→ **DATASET EXCERPTS**:
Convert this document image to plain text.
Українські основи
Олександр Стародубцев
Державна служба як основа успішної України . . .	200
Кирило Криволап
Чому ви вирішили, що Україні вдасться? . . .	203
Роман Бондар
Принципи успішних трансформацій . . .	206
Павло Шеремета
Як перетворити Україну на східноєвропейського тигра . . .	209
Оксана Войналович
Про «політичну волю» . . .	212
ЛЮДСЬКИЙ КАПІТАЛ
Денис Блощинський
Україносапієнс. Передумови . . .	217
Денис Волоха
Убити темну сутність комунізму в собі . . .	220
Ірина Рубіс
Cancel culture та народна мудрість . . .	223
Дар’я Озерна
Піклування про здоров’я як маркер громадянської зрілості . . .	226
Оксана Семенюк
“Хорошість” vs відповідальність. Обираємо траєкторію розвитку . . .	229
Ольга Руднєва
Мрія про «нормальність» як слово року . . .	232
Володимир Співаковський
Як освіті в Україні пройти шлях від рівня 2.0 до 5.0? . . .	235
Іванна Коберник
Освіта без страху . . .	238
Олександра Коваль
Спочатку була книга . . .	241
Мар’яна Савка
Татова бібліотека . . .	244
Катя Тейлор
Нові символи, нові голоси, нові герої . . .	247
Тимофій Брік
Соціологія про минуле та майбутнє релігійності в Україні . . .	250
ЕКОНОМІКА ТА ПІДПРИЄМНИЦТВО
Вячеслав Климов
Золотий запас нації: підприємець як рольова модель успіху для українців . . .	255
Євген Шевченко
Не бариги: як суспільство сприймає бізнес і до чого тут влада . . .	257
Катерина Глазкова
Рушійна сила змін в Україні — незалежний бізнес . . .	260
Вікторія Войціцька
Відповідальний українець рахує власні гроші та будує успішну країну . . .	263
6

→ **WHAT YOU NEED TO DO**: Tally up the lines holding the word "бізнес" in the data above, and answer with that figure only.

→ **THE SOLUTION**: 2